**Ejercicios por resolver:**
1. Transcribe del texto sobre Somalia el fragmento que comienza en "Pero mientras desarrollamos" y termina en "en contra también.".
2. Responde a estas preguntas con datos del texto sobre Somalia.
(a) ¿Hacia qué golfo da la punta de Somalia?
(b) ¿Qué país tiene Somalia enfrente?
(c) ¿Qué país se la arrebató a quien la dominaba?
3. Explica en una a tres oraciones por qué camina la multitud de la que habla el texto sobre Somalia.

Somalia se muere de sed


Oímos hablar de Somalia o las noticias suelen tratar por encima y siempre de forma morbosa las guerras que se producen y nos suenan lejanas… de película.

Pero mientras desarrollamos nuestra vida con sus altibajos, allí, en ese pedazo de tierra que sólo nos da idea de mapa, hay una multitud que camina, que huye de las armas humanas y de la naturaleza que se le dio por ponerse en contra también.

Vamos a acercarnos a ella, a activar nuestro zoom e intentar palpitar a su ritmo aunque sea por un momento.

Vemos por lo que la dibuja, una extensión extraña que la delimita con esa punta dando hacia el Golfo de Aden, sin tocar el mítico Mar Rojo. Tiene enfrente a Yemen y la rodean nada menos que Kenia y los famosos safaris de ricos y aristócratas con esmoquin, la enorme Etiopía, Uganda y Tanzania. La India casi delante de sus costas separada por el mar… Y cerca de ella, ya en Asia, está la poderosa Arabia que nunca dejó de invadirla, pero extrañamente llegó Brasil hasta allí y estuvo dominándola hasta que se la arrebataron los ingleses.

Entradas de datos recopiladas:
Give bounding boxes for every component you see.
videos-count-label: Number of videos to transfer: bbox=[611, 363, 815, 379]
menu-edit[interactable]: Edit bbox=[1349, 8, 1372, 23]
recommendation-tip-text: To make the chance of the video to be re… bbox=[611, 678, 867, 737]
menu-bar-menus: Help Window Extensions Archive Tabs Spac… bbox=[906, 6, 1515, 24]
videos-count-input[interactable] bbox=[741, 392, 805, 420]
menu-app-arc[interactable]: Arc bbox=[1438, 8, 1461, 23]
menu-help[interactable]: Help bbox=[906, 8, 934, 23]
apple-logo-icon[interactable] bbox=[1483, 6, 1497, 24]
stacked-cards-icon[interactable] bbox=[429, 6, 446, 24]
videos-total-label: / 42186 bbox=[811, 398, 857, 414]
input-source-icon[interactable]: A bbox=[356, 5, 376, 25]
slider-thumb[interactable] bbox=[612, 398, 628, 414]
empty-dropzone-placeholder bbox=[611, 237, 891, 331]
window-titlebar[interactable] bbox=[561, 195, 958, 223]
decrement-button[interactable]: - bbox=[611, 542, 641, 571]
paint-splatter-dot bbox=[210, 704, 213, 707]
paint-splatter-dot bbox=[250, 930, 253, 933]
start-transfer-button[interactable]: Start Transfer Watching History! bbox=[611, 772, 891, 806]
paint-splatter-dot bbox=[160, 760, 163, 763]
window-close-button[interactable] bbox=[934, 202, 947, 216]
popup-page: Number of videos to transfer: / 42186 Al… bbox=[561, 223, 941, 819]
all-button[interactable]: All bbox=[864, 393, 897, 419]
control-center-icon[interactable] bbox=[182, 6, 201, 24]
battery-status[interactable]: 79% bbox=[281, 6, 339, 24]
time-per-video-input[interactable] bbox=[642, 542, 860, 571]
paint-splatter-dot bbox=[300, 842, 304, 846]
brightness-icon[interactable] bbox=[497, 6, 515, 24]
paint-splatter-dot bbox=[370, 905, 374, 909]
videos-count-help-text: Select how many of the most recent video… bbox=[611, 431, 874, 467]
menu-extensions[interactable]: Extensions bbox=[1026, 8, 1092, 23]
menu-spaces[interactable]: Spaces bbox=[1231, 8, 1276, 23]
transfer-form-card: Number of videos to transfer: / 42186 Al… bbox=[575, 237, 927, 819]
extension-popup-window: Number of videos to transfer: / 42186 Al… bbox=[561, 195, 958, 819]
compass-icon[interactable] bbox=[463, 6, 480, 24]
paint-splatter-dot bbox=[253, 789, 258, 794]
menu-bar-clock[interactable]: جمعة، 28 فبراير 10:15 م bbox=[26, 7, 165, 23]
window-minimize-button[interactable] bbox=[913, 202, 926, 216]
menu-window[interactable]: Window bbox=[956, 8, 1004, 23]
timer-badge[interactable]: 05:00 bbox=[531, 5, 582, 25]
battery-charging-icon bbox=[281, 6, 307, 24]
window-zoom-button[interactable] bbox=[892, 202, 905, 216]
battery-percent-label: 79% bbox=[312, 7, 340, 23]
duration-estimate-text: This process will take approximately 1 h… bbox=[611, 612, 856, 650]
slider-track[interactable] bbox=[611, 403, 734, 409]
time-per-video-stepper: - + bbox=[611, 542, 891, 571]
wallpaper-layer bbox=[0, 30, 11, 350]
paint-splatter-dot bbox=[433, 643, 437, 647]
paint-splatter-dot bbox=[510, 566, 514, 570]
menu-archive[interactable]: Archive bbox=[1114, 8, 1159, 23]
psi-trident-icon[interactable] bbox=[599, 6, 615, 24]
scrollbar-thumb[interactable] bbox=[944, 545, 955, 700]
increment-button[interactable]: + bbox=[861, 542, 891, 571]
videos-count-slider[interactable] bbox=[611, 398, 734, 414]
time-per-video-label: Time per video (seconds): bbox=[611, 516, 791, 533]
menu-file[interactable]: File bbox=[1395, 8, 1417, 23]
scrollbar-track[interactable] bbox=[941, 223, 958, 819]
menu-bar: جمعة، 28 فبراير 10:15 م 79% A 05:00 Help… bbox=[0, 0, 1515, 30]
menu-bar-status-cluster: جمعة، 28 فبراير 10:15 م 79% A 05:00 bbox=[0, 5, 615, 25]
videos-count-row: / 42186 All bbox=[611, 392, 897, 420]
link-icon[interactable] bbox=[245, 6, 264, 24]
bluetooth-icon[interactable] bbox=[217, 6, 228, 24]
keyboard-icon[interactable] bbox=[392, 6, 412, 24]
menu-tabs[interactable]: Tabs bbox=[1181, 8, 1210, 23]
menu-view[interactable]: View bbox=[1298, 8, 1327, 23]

**Soluciones a continuación:**
1.
Pero mientras desarrollamos nuestra vida con sus altibajos, allí, en ese pedazo de tierra que sólo nos da idea de mapa, hay una multitud que camina, que huye de las armas humanas y de la naturaleza que se le dio por ponerse en contra también.

2.
(a) Hacia el Golfo de Aden.
(b) Yemen.
(c) Los ingleses.

3. La multitud camina porque huye de las armas humanas. También huye de la naturaleza, que se le puso en contra.